begin Data records
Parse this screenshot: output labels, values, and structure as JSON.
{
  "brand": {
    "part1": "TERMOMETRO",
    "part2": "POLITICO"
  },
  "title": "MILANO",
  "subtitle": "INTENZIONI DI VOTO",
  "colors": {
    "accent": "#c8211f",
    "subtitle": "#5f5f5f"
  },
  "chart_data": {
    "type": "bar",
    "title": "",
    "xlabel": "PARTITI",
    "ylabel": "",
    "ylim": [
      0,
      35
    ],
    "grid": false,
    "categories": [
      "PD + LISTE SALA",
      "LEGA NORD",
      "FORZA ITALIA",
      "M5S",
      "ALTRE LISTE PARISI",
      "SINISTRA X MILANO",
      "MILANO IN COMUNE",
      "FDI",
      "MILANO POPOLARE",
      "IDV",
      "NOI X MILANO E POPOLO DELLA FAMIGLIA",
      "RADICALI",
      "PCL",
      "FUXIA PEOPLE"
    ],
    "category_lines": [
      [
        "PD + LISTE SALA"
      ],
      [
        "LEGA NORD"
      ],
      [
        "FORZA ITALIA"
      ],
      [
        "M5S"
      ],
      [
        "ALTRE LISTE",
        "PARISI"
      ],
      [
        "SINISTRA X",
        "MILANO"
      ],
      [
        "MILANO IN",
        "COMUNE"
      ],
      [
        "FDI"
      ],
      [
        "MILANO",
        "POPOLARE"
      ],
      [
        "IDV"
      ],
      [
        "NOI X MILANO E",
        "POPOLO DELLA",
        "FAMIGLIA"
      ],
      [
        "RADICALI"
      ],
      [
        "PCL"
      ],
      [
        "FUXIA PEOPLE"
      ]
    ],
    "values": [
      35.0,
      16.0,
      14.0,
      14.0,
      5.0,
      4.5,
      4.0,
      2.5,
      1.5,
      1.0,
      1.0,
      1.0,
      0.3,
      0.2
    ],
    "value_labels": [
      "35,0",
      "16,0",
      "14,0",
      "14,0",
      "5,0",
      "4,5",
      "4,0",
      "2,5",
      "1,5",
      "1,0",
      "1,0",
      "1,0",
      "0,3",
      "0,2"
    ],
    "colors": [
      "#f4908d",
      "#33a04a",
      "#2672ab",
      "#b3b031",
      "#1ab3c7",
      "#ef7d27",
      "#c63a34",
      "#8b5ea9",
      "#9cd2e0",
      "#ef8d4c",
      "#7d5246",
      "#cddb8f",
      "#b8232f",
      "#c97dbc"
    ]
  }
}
end Data records
Objective:
Write out the full set of records exactly as given.

Reply to the exercise:
Parse this screenshot: output labels, values, and structure as JSON.
{
  "brand": {
    "part1": "TERMOMETRO",
    "part2": "POLITICO"
  },
  "title": "MILANO",
  "subtitle": "INTENZIONI DI VOTO",
  "colors": {
    "accent": "#c8211f",
    "subtitle": "#5f5f5f"
  },
  "chart_data": {
    "type": "bar",
    "title": "",
    "xlabel": "PARTITI",
    "ylabel": "",
    "ylim": [
      0,
      35
    ],
    "grid": false,
    "categories": [
      "PD + LISTE SALA",
      "LEGA NORD",
      "FORZA ITALIA",
      "M5S",
      "ALTRE LISTE PARISI",
      "SINISTRA X MILANO",
      "MILANO IN COMUNE",
      "FDI",
      "MILANO POPOLARE",
      "IDV",
      "NOI X MILANO E POPOLO DELLA FAMIGLIA",
      "RADICALI",
      "PCL",
      "FUXIA PEOPLE"
    ],
    "category_lines": [
      [
        "PD + LISTE SALA"
      ],
      [
        "LEGA NORD"
      ],
      [
        "FORZA ITALIA"
      ],
      [
        "M5S"
      ],
      [
        "ALTRE LISTE",
        "PARISI"
      ],
      [
        "SINISTRA X",
        "MILANO"
      ],
      [
        "MILANO IN",
        "COMUNE"
      ],
      [
        "FDI"
      ],
      [
        "MILANO",
        "POPOLARE"
      ],
      [
        "IDV"
      ],
      [
        "NOI X MILANO E",
        "POPOLO DELLA",
        "FAMIGLIA"
      ],
      [
        "RADICALI"
      ],
      [
        "PCL"
      ],
      [
        "FUXIA PEOPLE"
      ]
    ],
    "values": [
      35.0,
      16.0,
      14.0,
      14.0,
      5.0,
      4.5,
      4.0,
      2.5,
      1.5,
      1.0,
      1.0,
      1.0,
      0.3,
      0.2
    ],
    "value_labels": [
      "35,0",
      "16,0",
      "14,0",
      "14,0",
      "5,0",
      "4,5",
      "4,0",
      "2,5",
      "1,5",
      "1,0",
      "1,0",
      "1,0",
      "0,3",
      "0,2"
    ],
    "colors": [
      "#f4908d",
      "#33a04a",
      "#2672ab",
      "#b3b031",
      "#1ab3c7",
      "#ef7d27",
      "#c63a34",
      "#8b5ea9",
      "#9cd2e0",
      "#ef8d4c",
      "#7d5246",
      "#cddb8f",
      "#b8232f",
      "#c97dbc"
    ]
  }
}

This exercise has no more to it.